» **What needs to be done**: State how many lines in the records hold the word "underline", giving the number and no other text.

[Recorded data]
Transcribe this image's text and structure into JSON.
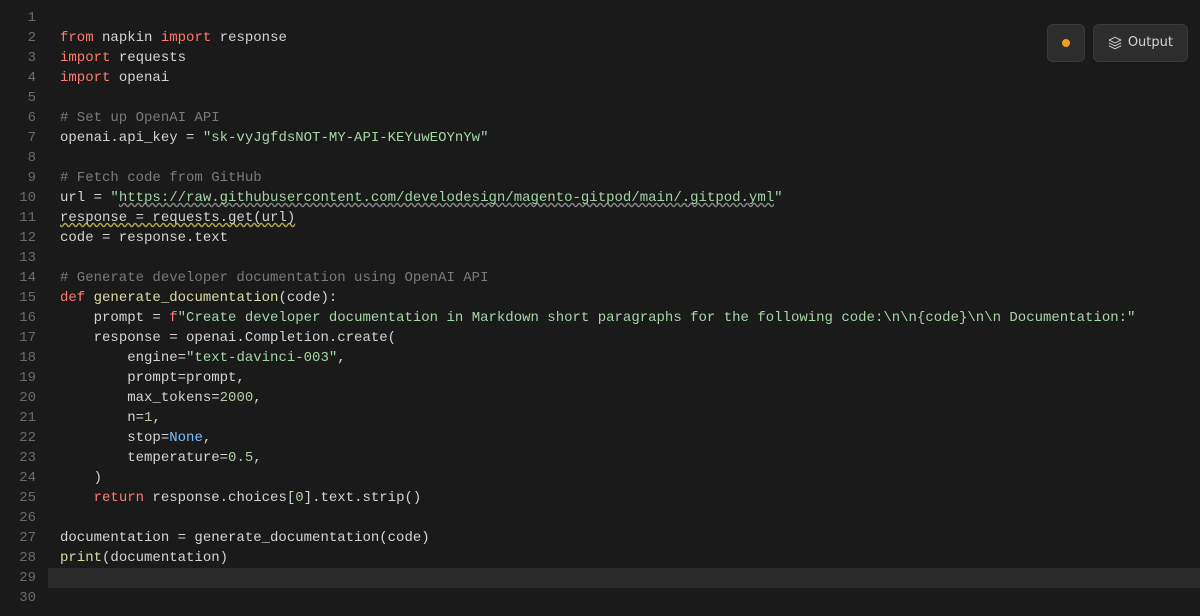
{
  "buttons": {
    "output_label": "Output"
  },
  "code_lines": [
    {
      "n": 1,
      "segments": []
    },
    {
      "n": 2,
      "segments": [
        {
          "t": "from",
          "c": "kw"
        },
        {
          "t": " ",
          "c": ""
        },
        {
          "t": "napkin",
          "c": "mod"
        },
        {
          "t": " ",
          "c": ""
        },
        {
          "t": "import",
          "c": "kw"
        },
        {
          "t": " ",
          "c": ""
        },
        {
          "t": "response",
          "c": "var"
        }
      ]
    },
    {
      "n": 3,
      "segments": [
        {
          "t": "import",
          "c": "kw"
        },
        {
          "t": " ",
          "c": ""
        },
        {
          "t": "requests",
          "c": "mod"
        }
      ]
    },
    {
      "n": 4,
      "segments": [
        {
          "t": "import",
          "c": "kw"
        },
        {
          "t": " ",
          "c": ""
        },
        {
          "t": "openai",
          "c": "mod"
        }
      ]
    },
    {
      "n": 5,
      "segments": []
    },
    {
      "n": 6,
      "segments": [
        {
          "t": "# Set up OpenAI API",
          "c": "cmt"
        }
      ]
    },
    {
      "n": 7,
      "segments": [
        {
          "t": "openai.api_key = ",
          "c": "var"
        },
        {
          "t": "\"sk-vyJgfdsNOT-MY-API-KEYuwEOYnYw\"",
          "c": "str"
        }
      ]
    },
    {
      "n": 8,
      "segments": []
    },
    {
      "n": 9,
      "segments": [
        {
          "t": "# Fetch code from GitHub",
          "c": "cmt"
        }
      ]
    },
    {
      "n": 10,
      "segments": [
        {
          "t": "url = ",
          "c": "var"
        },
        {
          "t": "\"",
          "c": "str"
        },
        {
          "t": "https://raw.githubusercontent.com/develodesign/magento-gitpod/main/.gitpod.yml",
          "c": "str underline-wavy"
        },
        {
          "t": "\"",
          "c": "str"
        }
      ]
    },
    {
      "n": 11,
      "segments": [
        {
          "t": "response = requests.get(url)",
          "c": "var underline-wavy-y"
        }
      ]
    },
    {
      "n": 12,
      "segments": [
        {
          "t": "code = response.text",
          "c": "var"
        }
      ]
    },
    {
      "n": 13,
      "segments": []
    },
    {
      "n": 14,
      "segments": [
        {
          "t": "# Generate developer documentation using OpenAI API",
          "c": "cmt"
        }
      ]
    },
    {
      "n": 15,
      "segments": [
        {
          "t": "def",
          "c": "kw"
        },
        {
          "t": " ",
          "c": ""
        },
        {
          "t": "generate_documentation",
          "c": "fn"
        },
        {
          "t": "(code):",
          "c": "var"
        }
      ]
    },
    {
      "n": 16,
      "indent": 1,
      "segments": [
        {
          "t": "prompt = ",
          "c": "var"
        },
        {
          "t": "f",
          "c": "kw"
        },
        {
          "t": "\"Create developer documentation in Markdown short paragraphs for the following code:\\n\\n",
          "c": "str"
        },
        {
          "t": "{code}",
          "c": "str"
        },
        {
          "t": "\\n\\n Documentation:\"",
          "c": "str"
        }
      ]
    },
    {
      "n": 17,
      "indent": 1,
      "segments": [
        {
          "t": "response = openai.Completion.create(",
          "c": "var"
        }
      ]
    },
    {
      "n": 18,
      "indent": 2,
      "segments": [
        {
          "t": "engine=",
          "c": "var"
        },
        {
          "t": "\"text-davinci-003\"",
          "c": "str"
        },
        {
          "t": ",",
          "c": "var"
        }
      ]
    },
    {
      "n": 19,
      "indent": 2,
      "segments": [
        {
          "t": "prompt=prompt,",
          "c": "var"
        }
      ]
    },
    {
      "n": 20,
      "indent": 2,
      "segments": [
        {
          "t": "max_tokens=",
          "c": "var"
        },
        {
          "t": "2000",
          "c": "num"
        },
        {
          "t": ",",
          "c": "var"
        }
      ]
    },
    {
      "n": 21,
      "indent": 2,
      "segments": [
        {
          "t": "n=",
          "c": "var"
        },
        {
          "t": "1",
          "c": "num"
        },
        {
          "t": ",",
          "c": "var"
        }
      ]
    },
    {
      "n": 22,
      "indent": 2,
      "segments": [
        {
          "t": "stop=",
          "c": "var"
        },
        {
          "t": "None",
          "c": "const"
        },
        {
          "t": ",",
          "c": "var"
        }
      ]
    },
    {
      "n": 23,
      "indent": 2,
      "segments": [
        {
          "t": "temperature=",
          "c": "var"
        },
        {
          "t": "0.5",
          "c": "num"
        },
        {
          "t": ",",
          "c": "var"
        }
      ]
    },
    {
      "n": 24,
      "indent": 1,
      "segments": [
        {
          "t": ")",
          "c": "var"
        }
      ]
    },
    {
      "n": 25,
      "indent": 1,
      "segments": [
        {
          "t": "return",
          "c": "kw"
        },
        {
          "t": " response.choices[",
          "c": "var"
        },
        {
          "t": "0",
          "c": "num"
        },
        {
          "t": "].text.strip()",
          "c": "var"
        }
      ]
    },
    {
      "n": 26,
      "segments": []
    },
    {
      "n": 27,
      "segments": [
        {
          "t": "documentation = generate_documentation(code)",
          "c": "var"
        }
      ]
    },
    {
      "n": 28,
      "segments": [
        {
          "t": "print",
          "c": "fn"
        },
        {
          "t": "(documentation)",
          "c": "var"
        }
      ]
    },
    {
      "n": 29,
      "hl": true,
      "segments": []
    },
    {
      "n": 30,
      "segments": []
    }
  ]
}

...

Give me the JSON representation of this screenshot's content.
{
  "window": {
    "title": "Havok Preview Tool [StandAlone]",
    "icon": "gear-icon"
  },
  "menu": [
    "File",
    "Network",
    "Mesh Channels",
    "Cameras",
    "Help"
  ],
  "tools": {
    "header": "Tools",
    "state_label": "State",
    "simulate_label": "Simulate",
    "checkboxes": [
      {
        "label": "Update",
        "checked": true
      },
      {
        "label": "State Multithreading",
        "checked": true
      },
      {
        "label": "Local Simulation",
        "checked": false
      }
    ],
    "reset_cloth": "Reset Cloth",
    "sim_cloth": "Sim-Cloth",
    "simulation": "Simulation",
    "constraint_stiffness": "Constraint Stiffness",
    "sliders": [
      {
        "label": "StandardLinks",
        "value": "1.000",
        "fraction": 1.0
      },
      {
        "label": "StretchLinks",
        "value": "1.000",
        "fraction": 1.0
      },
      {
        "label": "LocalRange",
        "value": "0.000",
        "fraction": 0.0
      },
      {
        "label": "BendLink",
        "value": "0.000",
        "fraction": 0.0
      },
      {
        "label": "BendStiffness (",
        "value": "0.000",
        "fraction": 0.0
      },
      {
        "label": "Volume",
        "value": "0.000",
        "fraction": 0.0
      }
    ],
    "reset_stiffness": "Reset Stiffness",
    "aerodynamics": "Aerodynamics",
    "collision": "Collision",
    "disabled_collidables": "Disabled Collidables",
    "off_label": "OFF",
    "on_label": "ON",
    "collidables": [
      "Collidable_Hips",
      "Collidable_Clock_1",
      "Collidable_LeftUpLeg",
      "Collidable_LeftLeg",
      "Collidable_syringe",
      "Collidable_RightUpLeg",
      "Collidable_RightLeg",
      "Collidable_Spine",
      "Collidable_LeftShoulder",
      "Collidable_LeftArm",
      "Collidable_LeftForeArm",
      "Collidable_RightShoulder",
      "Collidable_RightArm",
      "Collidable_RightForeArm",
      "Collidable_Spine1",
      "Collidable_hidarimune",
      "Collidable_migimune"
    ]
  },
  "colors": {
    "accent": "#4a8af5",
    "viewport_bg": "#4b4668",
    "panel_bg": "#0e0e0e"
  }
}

» **Response for this exercise**: 2